Stored dataset items:
------------------------------
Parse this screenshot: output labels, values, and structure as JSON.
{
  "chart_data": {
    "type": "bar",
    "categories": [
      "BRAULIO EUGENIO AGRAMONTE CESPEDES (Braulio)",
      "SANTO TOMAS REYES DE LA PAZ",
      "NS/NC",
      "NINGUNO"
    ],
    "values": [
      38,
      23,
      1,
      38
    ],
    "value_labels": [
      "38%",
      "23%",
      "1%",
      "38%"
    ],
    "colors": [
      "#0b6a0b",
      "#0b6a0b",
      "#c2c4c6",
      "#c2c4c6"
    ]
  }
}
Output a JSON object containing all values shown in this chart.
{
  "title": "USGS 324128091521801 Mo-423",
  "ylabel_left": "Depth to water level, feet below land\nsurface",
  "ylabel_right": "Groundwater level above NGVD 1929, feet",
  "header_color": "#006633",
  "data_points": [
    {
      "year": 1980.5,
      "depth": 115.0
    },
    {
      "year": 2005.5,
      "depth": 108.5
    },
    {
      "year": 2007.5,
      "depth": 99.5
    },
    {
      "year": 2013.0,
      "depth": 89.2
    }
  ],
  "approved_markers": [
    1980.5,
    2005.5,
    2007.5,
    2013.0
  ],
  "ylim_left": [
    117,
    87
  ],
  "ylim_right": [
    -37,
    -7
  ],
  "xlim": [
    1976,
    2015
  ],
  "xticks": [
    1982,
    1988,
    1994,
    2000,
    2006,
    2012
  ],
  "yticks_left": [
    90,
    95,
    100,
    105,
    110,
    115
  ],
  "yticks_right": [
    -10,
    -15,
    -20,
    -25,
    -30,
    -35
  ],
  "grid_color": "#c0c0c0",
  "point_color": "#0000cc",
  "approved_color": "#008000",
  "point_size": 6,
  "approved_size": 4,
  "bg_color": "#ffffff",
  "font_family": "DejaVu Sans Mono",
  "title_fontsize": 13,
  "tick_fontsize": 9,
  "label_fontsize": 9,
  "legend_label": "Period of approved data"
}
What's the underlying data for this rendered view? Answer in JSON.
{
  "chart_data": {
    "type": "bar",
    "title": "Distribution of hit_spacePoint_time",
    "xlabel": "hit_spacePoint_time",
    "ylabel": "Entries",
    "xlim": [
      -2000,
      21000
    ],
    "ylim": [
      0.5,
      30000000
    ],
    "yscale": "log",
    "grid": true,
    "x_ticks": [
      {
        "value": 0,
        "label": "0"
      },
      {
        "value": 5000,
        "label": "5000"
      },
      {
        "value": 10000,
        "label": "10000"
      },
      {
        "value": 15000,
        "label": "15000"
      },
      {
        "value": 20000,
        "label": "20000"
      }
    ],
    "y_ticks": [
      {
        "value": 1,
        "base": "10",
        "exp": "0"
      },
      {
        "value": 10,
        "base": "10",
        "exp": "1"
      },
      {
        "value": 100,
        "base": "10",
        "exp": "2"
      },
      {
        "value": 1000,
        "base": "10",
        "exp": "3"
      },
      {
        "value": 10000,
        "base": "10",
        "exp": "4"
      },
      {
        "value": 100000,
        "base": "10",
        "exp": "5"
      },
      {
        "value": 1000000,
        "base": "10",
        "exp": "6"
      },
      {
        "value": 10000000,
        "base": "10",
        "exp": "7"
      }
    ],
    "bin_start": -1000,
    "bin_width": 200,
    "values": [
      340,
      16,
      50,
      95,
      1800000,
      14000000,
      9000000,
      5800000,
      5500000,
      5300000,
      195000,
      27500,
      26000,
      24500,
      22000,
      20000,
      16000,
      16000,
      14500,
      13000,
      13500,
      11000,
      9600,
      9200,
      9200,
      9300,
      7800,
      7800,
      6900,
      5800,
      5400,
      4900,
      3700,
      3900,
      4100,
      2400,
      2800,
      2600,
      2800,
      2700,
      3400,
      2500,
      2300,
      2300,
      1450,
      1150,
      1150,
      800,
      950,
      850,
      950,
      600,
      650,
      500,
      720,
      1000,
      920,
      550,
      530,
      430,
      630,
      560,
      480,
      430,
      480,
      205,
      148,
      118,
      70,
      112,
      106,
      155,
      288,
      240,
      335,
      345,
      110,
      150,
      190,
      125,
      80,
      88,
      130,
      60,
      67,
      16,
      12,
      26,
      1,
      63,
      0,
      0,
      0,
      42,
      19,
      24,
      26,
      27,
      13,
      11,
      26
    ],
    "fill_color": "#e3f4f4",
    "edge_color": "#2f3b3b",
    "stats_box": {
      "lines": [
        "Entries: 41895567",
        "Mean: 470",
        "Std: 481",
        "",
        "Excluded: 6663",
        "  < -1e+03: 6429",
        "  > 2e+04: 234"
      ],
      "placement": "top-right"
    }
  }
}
------------------------------
Set task: Copy out the whole listing exactly as written.

Result:
Parse this screenshot: output labels, values, and structure as JSON.
{
  "chart_data": {
    "type": "bar",
    "categories": [
      "BRAULIO EUGENIO AGRAMONTE CESPEDES (Braulio)",
      "SANTO TOMAS REYES DE LA PAZ",
      "NS/NC",
      "NINGUNO"
    ],
    "values": [
      38,
      23,
      1,
      38
    ],
    "value_labels": [
      "38%",
      "23%",
      "1%",
      "38%"
    ],
    "colors": [
      "#0b6a0b",
      "#0b6a0b",
      "#c2c4c6",
      "#c2c4c6"
    ]
  }
}
Output a JSON object containing all values shown in this chart.
{
  "title": "USGS 324128091521801 Mo-423",
  "ylabel_left": "Depth to water level, feet below land\nsurface",
  "ylabel_right": "Groundwater level above NGVD 1929, feet",
  "header_color": "#006633",
  "data_points": [
    {
      "year": 1980.5,
      "depth": 115.0
    },
    {
      "year": 2005.5,
      "depth": 108.5
    },
    {
      "year": 2007.5,
      "depth": 99.5
    },
    {
      "year": 2013.0,
      "depth": 89.2
    }
  ],
  "approved_markers": [
    1980.5,
    2005.5,
    2007.5,
    2013.0
  ],
  "ylim_left": [
    117,
    87
  ],
  "ylim_right": [
    -37,
    -7
  ],
  "xlim": [
    1976,
    2015
  ],
  "xticks": [
    1982,
    1988,
    1994,
    2000,
    2006,
    2012
  ],
  "yticks_left": [
    90,
    95,
    100,
    105,
    110,
    115
  ],
  "yticks_right": [
    -10,
    -15,
    -20,
    -25,
    -30,
    -35
  ],
  "grid_color": "#c0c0c0",
  "point_color": "#0000cc",
  "approved_color": "#008000",
  "point_size": 6,
  "approved_size": 4,
  "bg_color": "#ffffff",
  "font_family": "DejaVu Sans Mono",
  "title_fontsize": 13,
  "tick_fontsize": 9,
  "label_fontsize": 9,
  "legend_label": "Period of approved data"
}
What's the underlying data for this rendered view? Answer in JSON.
{
  "chart_data": {
    "type": "bar",
    "title": "Distribution of hit_spacePoint_time",
    "xlabel": "hit_spacePoint_time",
    "ylabel": "Entries",
    "xlim": [
      -2000,
      21000
    ],
    "ylim": [
      0.5,
      30000000
    ],
    "yscale": "log",
    "grid": true,
    "x_ticks": [
      {
        "value": 0,
        "label": "0"
      },
      {
        "value": 5000,
        "label": "5000"
      },
      {
        "value": 10000,
        "label": "10000"
      },
      {
        "value": 15000,
        "label": "15000"
      },
      {
        "value": 20000,
        "label": "20000"
      }
    ],
    "y_ticks": [
      {
        "value": 1,
        "base": "10",
        "exp": "0"
      },
      {
        "value": 10,
        "base": "10",
        "exp": "1"
      },
      {
        "value": 100,
        "base": "10",
        "exp": "2"
      },
      {
        "value": 1000,
        "base": "10",
        "exp": "3"
      },
      {
        "value": 10000,
        "base": "10",
        "exp": "4"
      },
      {
        "value": 100000,
        "base": "10",
        "exp": "5"
      },
      {
        "value": 1000000,
        "base": "10",
        "exp": "6"
      },
      {
        "value": 10000000,
        "base": "10",
        "exp": "7"
      }
    ],
    "bin_start": -1000,
    "bin_width": 200,
    "values": [
      340,
      16,
      50,
      95,
      1800000,
      14000000,
      9000000,
      5800000,
      5500000,
      5300000,
      195000,
      27500,
      26000,
      24500,
      22000,
      20000,
      16000,
      16000,
      14500,
      13000,
      13500,
      11000,
      9600,
      9200,
      9200,
      9300,
      7800,
      7800,
      6900,
      5800,
      5400,
      4900,
      3700,
      3900,
      4100,
      2400,
      2800,
      2600,
      2800,
      2700,
      3400,
      2500,
      2300,
      2300,
      1450,
      1150,
      1150,
      800,
      950,
      850,
      950,
      600,
      650,
      500,
      720,
      1000,
      920,
      550,
      530,
      430,
      630,
      560,
      480,
      430,
      480,
      205,
      148,
      118,
      70,
      112,
      106,
      155,
      288,
      240,
      335,
      345,
      110,
      150,
      190,
      125,
      80,
      88,
      130,
      60,
      67,
      16,
      12,
      26,
      1,
      63,
      0,
      0,
      0,
      42,
      19,
      24,
      26,
      27,
      13,
      11,
      26
    ],
    "fill_color": "#e3f4f4",
    "edge_color": "#2f3b3b",
    "stats_box": {
      "lines": [
        "Entries: 41895567",
        "Mean: 470",
        "Std: 481",
        "",
        "Excluded: 6663",
        "  < -1e+03: 6429",
        "  > 2e+04: 234"
      ],
      "placement": "top-right"
    }
  }
}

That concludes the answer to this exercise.